* _To be done_: All of the data needs to be repeated exactly.

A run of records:
»»
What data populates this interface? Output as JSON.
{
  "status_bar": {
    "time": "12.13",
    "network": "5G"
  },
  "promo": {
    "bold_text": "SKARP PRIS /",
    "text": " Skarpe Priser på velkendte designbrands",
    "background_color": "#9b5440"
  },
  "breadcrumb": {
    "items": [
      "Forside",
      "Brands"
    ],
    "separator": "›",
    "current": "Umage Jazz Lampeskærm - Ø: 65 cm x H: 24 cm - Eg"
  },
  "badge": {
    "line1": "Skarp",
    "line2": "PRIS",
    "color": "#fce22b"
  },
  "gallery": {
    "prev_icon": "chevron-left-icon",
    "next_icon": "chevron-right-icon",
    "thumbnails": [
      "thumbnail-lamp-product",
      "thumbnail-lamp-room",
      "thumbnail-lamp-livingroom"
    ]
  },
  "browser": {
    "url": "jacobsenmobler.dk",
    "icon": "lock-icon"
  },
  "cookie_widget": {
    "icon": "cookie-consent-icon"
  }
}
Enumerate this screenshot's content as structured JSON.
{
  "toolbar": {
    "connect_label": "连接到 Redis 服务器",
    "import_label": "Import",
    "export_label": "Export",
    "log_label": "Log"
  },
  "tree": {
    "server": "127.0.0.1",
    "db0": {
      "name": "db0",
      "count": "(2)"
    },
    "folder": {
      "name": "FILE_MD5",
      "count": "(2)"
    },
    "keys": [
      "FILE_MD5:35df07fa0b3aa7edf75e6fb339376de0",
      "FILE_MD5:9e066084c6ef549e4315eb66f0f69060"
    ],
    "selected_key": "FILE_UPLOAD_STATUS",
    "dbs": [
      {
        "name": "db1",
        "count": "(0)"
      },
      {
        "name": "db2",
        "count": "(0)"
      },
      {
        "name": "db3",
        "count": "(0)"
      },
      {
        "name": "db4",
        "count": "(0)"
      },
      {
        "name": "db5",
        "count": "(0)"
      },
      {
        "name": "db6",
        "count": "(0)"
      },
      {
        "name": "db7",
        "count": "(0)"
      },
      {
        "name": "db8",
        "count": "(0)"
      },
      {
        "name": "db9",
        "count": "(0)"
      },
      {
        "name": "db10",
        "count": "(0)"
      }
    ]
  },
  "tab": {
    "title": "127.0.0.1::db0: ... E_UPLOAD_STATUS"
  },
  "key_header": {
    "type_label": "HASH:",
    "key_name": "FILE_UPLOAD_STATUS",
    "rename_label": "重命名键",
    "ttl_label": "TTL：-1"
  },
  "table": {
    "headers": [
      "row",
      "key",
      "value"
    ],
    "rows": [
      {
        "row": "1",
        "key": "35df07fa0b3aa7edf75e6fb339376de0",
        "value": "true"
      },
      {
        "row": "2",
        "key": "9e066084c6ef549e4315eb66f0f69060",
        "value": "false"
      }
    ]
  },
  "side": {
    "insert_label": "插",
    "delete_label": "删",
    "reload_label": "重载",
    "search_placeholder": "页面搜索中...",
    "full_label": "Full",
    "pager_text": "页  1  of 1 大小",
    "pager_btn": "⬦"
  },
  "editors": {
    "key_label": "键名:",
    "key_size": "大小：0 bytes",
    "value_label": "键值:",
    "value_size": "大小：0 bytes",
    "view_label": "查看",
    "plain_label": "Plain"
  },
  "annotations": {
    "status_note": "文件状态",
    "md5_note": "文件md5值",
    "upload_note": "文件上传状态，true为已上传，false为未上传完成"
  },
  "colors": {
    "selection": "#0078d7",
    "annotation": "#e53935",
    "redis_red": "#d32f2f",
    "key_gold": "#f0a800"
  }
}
««
* _Task solution_:
What data populates this interface? Output as JSON.
{
  "status_bar": {
    "time": "12.13",
    "network": "5G"
  },
  "promo": {
    "bold_text": "SKARP PRIS /",
    "text": " Skarpe Priser på velkendte designbrands",
    "background_color": "#9b5440"
  },
  "breadcrumb": {
    "items": [
      "Forside",
      "Brands"
    ],
    "separator": "›",
    "current": "Umage Jazz Lampeskærm - Ø: 65 cm x H: 24 cm - Eg"
  },
  "badge": {
    "line1": "Skarp",
    "line2": "PRIS",
    "color": "#fce22b"
  },
  "gallery": {
    "prev_icon": "chevron-left-icon",
    "next_icon": "chevron-right-icon",
    "thumbnails": [
      "thumbnail-lamp-product",
      "thumbnail-lamp-room",
      "thumbnail-lamp-livingroom"
    ]
  },
  "browser": {
    "url": "jacobsenmobler.dk",
    "icon": "lock-icon"
  },
  "cookie_widget": {
    "icon": "cookie-consent-icon"
  }
}
Enumerate this screenshot's content as structured JSON.
{
  "toolbar": {
    "connect_label": "连接到 Redis 服务器",
    "import_label": "Import",
    "export_label": "Export",
    "log_label": "Log"
  },
  "tree": {
    "server": "127.0.0.1",
    "db0": {
      "name": "db0",
      "count": "(2)"
    },
    "folder": {
      "name": "FILE_MD5",
      "count": "(2)"
    },
    "keys": [
      "FILE_MD5:35df07fa0b3aa7edf75e6fb339376de0",
      "FILE_MD5:9e066084c6ef549e4315eb66f0f69060"
    ],
    "selected_key": "FILE_UPLOAD_STATUS",
    "dbs": [
      {
        "name": "db1",
        "count": "(0)"
      },
      {
        "name": "db2",
        "count": "(0)"
      },
      {
        "name": "db3",
        "count": "(0)"
      },
      {
        "name": "db4",
        "count": "(0)"
      },
      {
        "name": "db5",
        "count": "(0)"
      },
      {
        "name": "db6",
        "count": "(0)"
      },
      {
        "name": "db7",
        "count": "(0)"
      },
      {
        "name": "db8",
        "count": "(0)"
      },
      {
        "name": "db9",
        "count": "(0)"
      },
      {
        "name": "db10",
        "count": "(0)"
      }
    ]
  },
  "tab": {
    "title": "127.0.0.1::db0: ... E_UPLOAD_STATUS"
  },
  "key_header": {
    "type_label": "HASH:",
    "key_name": "FILE_UPLOAD_STATUS",
    "rename_label": "重命名键",
    "ttl_label": "TTL：-1"
  },
  "table": {
    "headers": [
      "row",
      "key",
      "value"
    ],
    "rows": [
      {
        "row": "1",
        "key": "35df07fa0b3aa7edf75e6fb339376de0",
        "value": "true"
      },
      {
        "row": "2",
        "key": "9e066084c6ef549e4315eb66f0f69060",
        "value": "false"
      }
    ]
  },
  "side": {
    "insert_label": "插",
    "delete_label": "删",
    "reload_label": "重载",
    "search_placeholder": "页面搜索中...",
    "full_label": "Full",
    "pager_text": "页  1  of 1 大小",
    "pager_btn": "⬦"
  },
  "editors": {
    "key_label": "键名:",
    "key_size": "大小：0 bytes",
    "value_label": "键值:",
    "value_size": "大小：0 bytes",
    "view_label": "查看",
    "plain_label": "Plain"
  },
  "annotations": {
    "status_note": "文件状态",
    "md5_note": "文件md5值",
    "upload_note": "文件上传状态，true为已上传，false为未上传完成"
  },
  "colors": {
    "selection": "#0078d7",
    "annotation": "#e53935",
    "redis_red": "#d32f2f",
    "key_gold": "#f0a800"
  }
}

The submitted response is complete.